The task — Check each line of the records below and collect those holding "information".

Entries supplied —

START

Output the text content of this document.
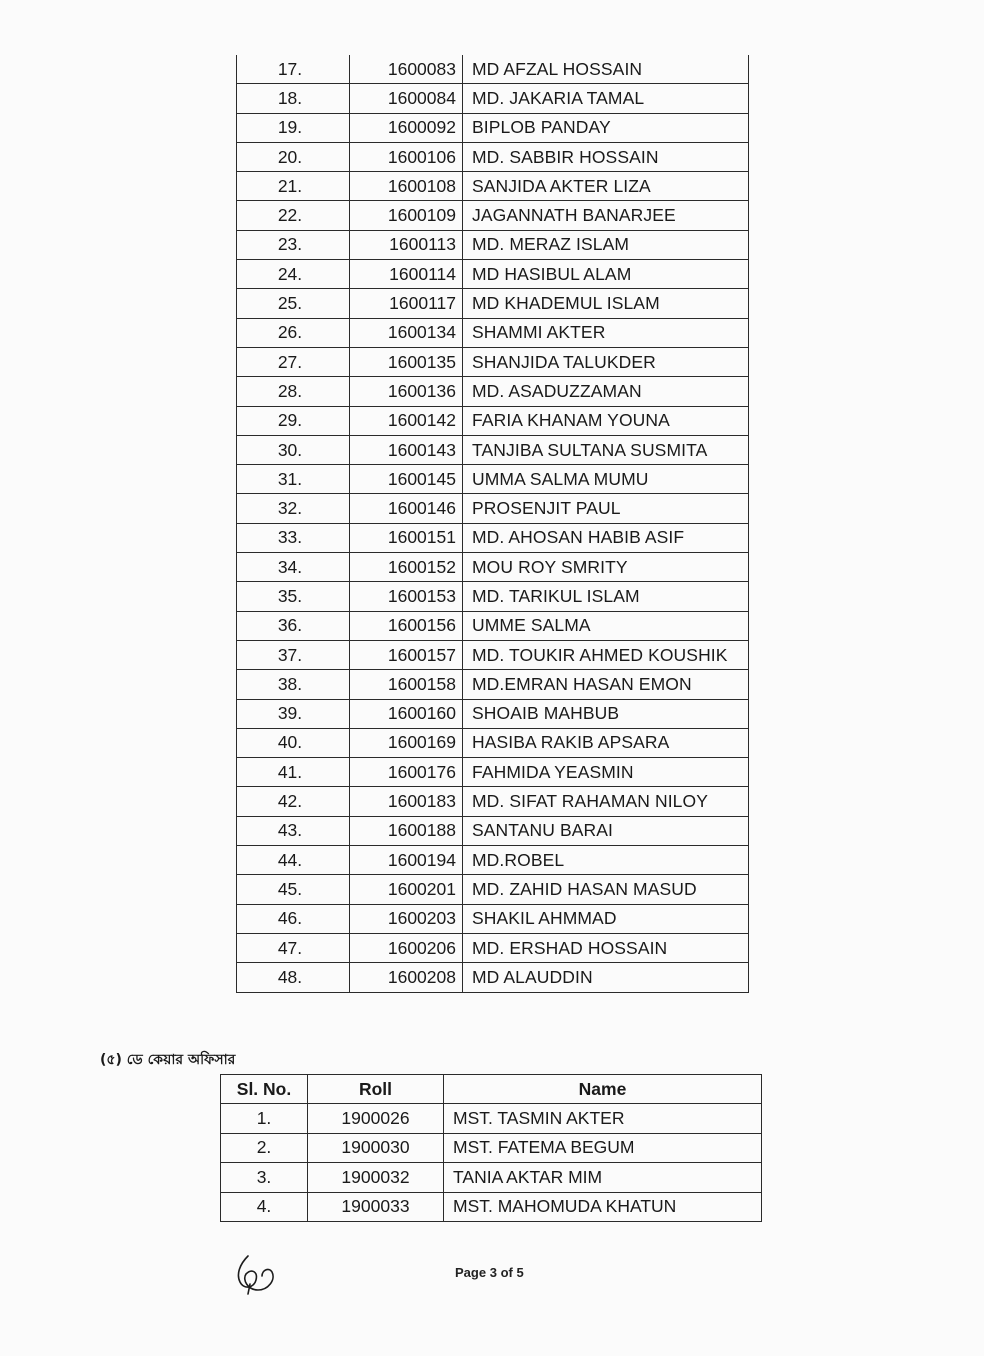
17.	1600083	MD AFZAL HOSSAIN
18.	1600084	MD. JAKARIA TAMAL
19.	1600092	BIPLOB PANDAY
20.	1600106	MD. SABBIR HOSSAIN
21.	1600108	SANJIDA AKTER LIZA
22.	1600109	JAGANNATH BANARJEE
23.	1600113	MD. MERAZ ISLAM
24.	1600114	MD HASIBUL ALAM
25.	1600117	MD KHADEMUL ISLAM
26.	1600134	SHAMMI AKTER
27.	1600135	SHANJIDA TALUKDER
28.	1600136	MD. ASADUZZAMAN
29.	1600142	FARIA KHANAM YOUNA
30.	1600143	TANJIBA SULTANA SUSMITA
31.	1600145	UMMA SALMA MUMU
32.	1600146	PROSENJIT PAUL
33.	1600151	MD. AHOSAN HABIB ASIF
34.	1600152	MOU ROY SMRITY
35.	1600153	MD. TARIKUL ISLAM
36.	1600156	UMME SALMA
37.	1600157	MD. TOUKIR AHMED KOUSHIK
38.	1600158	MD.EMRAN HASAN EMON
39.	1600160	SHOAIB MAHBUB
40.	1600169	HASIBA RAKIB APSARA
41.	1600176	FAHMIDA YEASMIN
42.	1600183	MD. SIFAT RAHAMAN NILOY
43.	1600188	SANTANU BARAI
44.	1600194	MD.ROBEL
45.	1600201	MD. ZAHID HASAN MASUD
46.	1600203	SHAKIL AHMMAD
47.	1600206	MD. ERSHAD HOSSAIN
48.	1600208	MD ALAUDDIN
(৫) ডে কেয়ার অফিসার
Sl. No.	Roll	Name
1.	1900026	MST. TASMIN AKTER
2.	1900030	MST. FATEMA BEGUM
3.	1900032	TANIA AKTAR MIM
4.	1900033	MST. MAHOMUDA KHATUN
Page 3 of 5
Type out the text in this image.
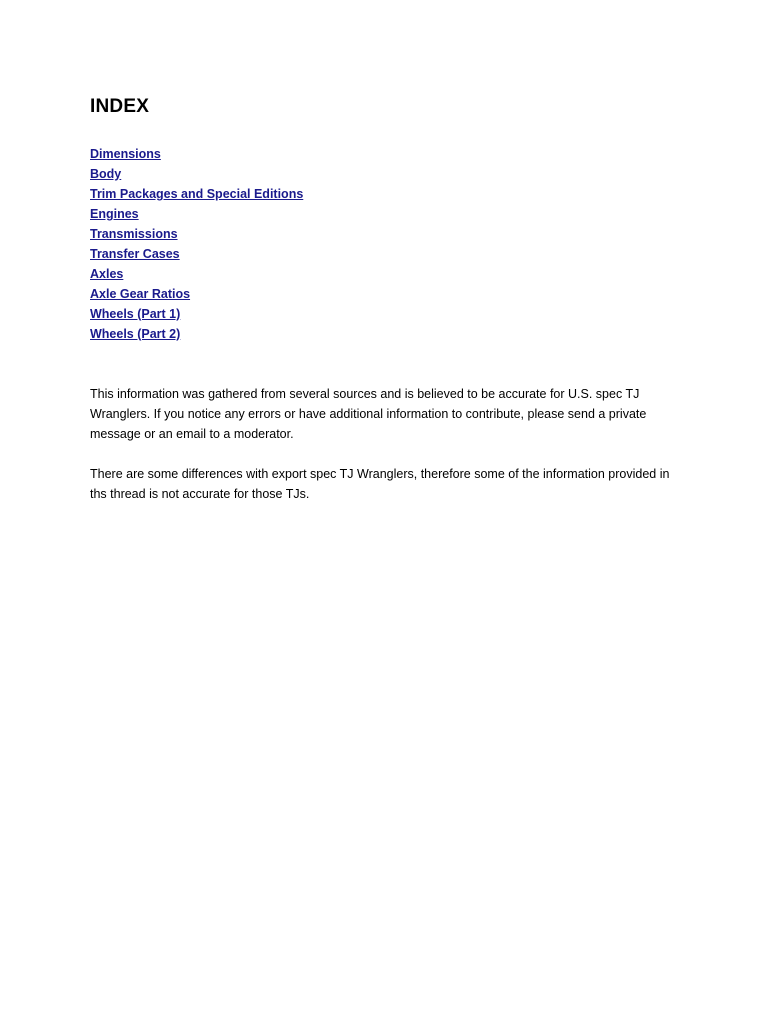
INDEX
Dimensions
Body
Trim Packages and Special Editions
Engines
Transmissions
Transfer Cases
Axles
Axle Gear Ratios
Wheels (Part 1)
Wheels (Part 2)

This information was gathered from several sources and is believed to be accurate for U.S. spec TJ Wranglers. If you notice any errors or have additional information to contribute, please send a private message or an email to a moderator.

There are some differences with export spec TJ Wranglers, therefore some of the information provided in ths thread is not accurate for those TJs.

END
START

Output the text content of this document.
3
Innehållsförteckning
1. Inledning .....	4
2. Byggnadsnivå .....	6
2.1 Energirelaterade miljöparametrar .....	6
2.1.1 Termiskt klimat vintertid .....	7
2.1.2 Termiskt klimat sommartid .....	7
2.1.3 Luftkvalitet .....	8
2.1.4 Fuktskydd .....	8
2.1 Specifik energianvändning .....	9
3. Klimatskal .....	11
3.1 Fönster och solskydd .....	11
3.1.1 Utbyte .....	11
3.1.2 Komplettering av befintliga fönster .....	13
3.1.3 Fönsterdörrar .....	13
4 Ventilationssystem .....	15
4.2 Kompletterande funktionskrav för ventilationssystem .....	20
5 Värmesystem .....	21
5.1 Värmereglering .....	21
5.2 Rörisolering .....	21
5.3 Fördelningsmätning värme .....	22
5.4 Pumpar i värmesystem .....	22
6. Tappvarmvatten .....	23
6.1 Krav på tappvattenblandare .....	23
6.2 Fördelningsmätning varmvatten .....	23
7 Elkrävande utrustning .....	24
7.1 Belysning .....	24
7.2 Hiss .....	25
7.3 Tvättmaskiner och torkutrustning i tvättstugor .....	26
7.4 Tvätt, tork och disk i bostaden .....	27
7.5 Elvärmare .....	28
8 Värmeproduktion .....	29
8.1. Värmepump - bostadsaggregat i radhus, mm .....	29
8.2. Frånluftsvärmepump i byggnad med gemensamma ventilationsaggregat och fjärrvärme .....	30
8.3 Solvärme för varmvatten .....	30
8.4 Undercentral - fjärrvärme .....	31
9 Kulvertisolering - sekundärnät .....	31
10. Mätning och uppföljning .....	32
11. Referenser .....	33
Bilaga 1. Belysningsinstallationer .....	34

END

Full output —
This information was gathered from several sources and is believed to be accurate for U.S. spec TJ Wranglers. If you notice any errors or have additional information to contribute, please send a private message or an email to a moderator.
There are some differences with export spec TJ Wranglers, therefore some of the information provided in ths thread is not accurate for those TJs.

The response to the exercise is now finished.